§ **Texte présenté**
++++++++
Nous entendons l’ordre redouté : « Police, ouvrez ! »

Il est plus de dix heures déjà, les rideaux sont tirés, il ne faut pas laisser filtrer de lumière au dehors. Un brouhaha s’élève venant du jardin. L’immeuble donne d’un côté sur la rue et de l’autre, celui où nous habitons – au deuxième étage – sur le jardin. En contrebas au rez-de-chaussée se trouve la maison isolée de notre propriétaire. Depuis le départ de Papa, elle ne se gêne pas pour nous manifester son hostilité. Nous entendons des éclats de voix qui se détachent du brouhaha.

Après avoir éteint la lumière Maman écarte prudemment les rideaux, et curieux nous nous approchons. Nous apercevons des agents de police, ils sont deux ou trois et leur vue ne nous nous rassure pas. Viennent-ils prendre auprès de notre propriétaire des renseignements nous concernant ? Nous comprenons qu’il ne s’agit pas de cela quand nous voyons sortir de la maison, les mains retenues dans le dos, le fils de la propriétaire. C’est un adolescent de seize, dix-sept ans et de mauvaise réputation. Nous n’avons pas de problèmes avec lui et nous faisons tout pour l’éviter. Encadré par les agents de police, il disparaît dans le couloir qui mène à la rue. Le bruit cesse avec leur départ et un silence lourd lui succède dans l’appartement. Dans cette atmosphère tendue un sentiment de malaise s’empare de nous. Nous avons du mal à nous endormir, la soirée est pourtant bien avancée. Notre sommeil est de courte durée. Minuit vient juste de passer lorsqu’on frappe violemment à notre porte. En même temps que les coups répétés nous entendons l’ordre redouté : « Police, ouvrez ! » Réveillée en sursaut Maman s’habille en hâte et nous les enfants surpris dans notre sommeil restons assis dans notre lit, hébétés. Dans l’embrasure de la porte ouverte par Maman se tiennent deux agents de police et deux civils. Ce sont eux qui parlent. Ils nous enjoignent de nous habiller et de les suivre au commissariat de police : « Inutile de prendre des affaires c’est simplement pour une vérification de papiers ! » Par le bruit occasionné, nos voisins de palier se manifestent. Pour la seconde fois Grand-Mère ne figure pas sur la liste des gens à appréhender. Choquée, elle est invitée et pressée par nos voisins à se réfugier chez eux. La police laisse faire.
++++++++
§ **Données fournies**

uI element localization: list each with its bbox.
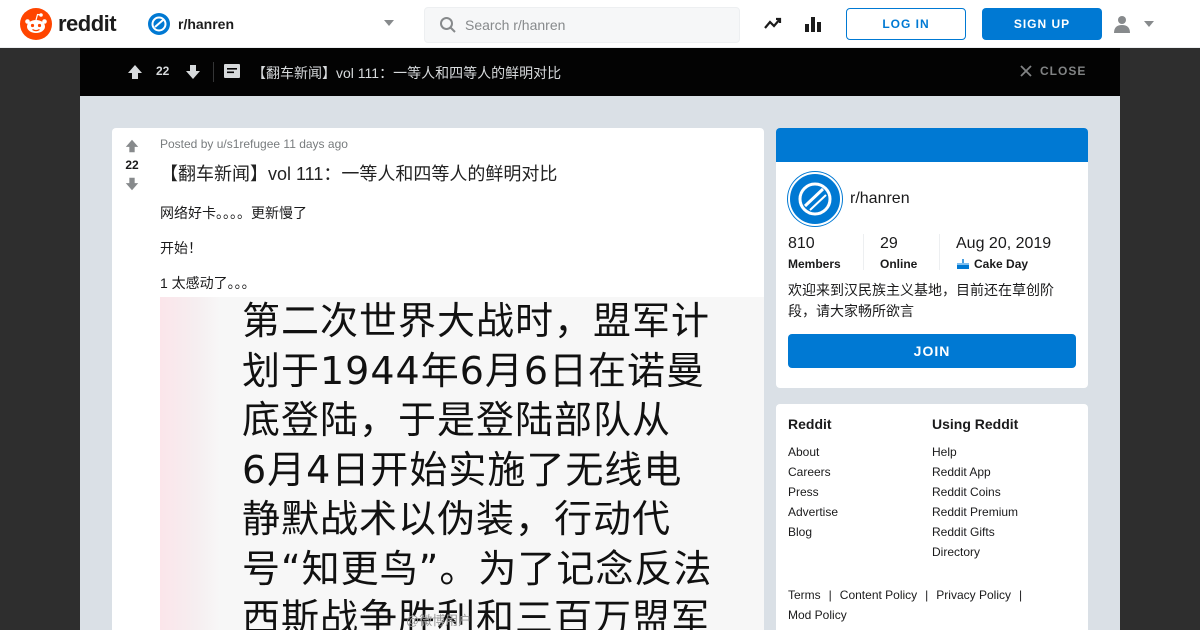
++++++++
§ **L'exercice**
D'après le récit de la nuit d'arrestation :
(a) À quel étage de l'immeuble la famille habite-t-elle ?
(b) Quel âge a le fils de la propriétaire ?
(c) Quel motif les hommes à la porte donnent-ils pour emmener la famille au commissariat ?
Les données forment un matériau à part, indépendant du récit.

§ **Résultat obtenu**
(a) Au deuxième étage.
(b) Seize ou dix-sept ans.
(c) Une simple vérification de papiers.